Questions to answer:
1. In the text on the Soviet occupation of Poltava, reproduce the wording that begins at the words "On the eve of" and stops after the words "almost no resistance.".
2. In the text on the Soviet occupation of Poltava, where did Commander Petro Bolbochan lead the main forces?

Page extract:
-------------------------
Casualties and losses
- 100 junkers killed: Unknown

= Soviet occupation of Poltava =

Occupation of Poltava by the Bolsheviks (1918) – seizure of Poltava by the Bolshevik troops on January 19, 1918.

In the Soviet-Ukrainian war the railway junctions of the Left Bank of Ukraine, through which the railways were connected, were important strategic points: Hrebinka, Romodan, Kruty, Bakhmach. Intermediate points of defense for Ukrainian troops were: Sumy, Konotop, Nizhyn, Kostyantynohrad, Poltava. The acquisition of these railway lines and stations were the main task of Soviet troops under V. Antonov.

== Advance of the Bolsheviks ==
On January 18, 1918 Vladimir Antonov-Ovseenko issued a directive on a general advance on Poltava. M. Muravyov was assigned to lead the offensive. Right before his troops left Kharkiv for Poltava, the detachment was increased by 975 bayonets. On the night of March 19, 1918, M. Muravyov's detachment, having in the vanguard an armored train from P. Egorov's group, set out for Poltava. Each of Muravyov's units received specific tasks: Belenkovich's Detachment had to capture and hold the railway station; the Red Cossack Regiment – the buildings of the Cadet Corps, which housed the Vilnius School and the Mazepa Regiment.

On the eve of the offensive, the pro-Ukrainian garrison was significantly weakened by the murder of Yuriy Lastivchenko on 28 December 1917 (O.S. 15 December 1917) at the European ("Yevropejskyj") Hotel (which was later destroyed during World War II). The assassination led to the revenge actions by "bohdanivtsi" (soldiers of the 1st Ukrainian Bohdan Khmelnytsky Regiment), "bohunivtsi" (soldiers of the Ivan Bohun Regiment) and junkers resulting in pogroms of the local Council of People's Commissars and throughout the city. As a result, soldiers from the two regiments were recalled from Poltava to Kyiv in early January. Commander Petro Bolbochan led the main forces to Kremenchuk, retreating without a fight, so the abandoned city was taken with almost no resistance.
-------------------------
Data extracts:
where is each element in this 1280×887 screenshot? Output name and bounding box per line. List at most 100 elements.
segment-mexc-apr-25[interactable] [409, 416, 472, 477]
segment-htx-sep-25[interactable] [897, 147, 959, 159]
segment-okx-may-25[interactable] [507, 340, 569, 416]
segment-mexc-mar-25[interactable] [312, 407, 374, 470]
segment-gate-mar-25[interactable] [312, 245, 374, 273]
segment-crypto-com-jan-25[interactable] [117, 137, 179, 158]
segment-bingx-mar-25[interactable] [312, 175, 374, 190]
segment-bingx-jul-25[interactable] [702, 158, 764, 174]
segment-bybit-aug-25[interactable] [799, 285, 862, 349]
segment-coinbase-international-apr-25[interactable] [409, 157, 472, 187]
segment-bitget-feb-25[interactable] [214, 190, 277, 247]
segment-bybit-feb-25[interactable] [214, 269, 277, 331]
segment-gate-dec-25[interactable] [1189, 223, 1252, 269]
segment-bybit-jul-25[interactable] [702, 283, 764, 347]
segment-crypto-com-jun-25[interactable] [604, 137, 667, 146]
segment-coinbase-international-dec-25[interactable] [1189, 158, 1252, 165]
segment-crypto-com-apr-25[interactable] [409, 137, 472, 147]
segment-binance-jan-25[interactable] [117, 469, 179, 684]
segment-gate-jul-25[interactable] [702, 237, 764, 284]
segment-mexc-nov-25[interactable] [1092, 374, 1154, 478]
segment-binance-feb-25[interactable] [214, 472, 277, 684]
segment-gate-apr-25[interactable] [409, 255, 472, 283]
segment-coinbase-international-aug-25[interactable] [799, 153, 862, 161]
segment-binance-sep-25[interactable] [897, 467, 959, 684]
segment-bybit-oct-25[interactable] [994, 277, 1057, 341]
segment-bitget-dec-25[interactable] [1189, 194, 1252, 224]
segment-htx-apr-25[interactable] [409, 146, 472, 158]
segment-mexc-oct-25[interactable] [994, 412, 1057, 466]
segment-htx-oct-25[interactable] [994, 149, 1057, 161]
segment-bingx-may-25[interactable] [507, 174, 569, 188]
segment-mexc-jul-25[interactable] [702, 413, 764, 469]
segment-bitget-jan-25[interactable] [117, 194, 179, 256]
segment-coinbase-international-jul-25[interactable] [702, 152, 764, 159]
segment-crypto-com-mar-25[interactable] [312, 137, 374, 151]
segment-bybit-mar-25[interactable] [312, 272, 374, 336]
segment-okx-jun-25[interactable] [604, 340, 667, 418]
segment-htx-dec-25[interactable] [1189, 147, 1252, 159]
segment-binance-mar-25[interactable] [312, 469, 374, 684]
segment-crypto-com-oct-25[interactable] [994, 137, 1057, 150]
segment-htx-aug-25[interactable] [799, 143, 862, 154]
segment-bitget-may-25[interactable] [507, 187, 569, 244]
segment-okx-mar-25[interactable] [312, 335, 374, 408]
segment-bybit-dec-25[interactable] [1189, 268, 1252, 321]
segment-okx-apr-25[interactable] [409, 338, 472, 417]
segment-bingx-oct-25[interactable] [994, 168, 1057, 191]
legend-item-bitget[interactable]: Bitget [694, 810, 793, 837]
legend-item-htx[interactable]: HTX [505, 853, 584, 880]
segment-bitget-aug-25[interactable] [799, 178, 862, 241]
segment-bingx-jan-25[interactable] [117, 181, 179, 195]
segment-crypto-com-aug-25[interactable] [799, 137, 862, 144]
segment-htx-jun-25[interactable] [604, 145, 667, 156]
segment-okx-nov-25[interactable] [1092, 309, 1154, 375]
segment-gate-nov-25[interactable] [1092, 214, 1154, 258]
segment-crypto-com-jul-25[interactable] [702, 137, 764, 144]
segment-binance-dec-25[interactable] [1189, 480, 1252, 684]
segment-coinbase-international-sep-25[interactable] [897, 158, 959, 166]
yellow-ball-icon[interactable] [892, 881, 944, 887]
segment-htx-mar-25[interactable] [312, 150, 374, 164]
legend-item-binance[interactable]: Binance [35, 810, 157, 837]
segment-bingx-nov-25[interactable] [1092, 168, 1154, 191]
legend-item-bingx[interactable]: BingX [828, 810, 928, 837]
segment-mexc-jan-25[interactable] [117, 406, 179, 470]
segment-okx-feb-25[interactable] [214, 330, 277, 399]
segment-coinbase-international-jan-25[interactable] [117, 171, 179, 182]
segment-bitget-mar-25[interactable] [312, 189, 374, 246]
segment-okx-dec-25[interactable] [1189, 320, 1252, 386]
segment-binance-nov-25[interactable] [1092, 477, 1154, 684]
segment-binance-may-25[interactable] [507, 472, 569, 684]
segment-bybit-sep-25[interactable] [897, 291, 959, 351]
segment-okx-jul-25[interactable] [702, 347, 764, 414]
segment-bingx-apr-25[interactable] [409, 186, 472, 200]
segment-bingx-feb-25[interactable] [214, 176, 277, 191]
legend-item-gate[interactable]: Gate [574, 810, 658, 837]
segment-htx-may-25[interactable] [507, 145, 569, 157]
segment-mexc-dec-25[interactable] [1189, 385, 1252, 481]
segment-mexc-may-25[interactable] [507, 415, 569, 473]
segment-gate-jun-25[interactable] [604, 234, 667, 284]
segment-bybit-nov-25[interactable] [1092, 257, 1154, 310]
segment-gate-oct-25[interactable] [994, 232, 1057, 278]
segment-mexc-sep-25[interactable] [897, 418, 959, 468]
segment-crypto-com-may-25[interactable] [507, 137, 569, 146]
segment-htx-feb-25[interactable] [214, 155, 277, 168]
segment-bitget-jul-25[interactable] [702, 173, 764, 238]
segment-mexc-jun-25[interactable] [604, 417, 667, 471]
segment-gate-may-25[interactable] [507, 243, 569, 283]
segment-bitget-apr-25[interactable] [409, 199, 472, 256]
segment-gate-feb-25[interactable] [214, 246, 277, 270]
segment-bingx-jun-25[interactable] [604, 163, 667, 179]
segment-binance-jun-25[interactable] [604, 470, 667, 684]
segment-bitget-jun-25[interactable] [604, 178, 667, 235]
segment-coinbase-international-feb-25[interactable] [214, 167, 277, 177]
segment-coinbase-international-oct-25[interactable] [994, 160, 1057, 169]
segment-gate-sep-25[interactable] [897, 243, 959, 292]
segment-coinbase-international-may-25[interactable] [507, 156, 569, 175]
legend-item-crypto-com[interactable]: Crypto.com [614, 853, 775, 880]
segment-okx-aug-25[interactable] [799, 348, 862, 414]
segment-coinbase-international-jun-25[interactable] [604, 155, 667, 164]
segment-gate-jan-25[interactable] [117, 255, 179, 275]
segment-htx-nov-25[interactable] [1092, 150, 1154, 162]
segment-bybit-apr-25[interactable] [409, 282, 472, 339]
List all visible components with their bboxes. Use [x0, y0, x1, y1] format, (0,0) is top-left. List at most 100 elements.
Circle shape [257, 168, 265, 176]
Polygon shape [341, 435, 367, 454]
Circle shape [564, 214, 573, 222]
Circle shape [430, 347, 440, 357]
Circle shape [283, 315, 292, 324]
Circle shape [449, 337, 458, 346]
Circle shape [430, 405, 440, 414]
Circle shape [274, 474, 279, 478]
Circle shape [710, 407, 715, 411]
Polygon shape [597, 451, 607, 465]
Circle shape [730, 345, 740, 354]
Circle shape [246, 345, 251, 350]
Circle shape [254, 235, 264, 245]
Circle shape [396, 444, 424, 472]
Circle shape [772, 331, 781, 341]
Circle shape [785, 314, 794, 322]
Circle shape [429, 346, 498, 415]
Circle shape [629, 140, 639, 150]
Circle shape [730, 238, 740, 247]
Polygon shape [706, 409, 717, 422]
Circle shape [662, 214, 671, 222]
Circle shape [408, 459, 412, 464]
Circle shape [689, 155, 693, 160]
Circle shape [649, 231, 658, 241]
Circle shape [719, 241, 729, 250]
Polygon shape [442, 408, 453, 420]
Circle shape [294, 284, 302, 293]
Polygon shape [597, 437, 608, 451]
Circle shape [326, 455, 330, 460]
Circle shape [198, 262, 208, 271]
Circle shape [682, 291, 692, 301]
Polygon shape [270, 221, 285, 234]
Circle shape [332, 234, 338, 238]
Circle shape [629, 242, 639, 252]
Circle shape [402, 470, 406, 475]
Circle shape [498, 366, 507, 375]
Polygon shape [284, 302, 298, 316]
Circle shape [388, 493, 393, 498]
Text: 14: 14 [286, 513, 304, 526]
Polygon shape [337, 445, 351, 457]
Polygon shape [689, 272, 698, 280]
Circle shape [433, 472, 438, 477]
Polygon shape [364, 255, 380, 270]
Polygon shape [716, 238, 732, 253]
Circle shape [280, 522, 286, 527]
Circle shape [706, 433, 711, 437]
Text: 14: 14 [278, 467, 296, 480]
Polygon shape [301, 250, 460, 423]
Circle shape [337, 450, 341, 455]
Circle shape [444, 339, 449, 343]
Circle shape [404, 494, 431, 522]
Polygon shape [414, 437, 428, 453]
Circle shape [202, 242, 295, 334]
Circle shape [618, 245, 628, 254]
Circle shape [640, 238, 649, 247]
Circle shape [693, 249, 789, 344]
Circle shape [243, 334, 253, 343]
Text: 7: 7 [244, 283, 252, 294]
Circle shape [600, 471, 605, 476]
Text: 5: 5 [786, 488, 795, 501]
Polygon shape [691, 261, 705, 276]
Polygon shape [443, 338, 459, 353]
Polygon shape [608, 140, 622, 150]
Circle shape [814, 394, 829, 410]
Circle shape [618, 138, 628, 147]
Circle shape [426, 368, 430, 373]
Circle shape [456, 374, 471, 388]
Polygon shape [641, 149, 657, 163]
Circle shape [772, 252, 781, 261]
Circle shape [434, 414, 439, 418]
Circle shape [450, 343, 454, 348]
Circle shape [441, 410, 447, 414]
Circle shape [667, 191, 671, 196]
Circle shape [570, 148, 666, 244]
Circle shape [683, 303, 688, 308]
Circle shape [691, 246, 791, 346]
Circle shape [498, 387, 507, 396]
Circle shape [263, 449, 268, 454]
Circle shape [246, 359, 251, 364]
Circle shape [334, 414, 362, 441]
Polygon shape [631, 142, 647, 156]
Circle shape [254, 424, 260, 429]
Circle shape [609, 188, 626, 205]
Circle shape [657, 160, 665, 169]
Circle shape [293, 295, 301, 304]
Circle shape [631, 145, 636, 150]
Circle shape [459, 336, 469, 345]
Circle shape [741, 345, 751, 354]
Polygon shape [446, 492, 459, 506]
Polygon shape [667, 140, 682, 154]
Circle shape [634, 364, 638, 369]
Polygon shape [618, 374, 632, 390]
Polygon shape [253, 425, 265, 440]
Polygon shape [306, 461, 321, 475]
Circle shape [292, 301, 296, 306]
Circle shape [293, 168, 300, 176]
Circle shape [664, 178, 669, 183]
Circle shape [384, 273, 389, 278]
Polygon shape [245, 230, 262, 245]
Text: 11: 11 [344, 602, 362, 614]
-------------------------
Task solutions:
1.
On the eve of the offensive, the pro-Ukrainian garrison was significantly weakened by the murder of Yuriy Lastivchenko on 28 December 1917 (O.S. 15 December 1917) at the European ("Yevropejskyj") Hotel (which was later destroyed during World War II). The assassination led to the revenge actions by "bohdanivtsi" (soldiers of the 1st Ukrainian Bohdan Khmelnytsky Regiment), "bohunivtsi" (soldiers of the Ivan Bohun Regiment) and junkers resulting in pogroms of the local Council of People's Commissars and throughout the city. As a result, soldiers from the two regiments were recalled from Poltava to Kyiv in early January. Commander Petro Bolbochan led the main forces to Kremenchuk, retreating without a fight, so the abandoned city was taken with almost no resistance.

2. To Kremenchuk.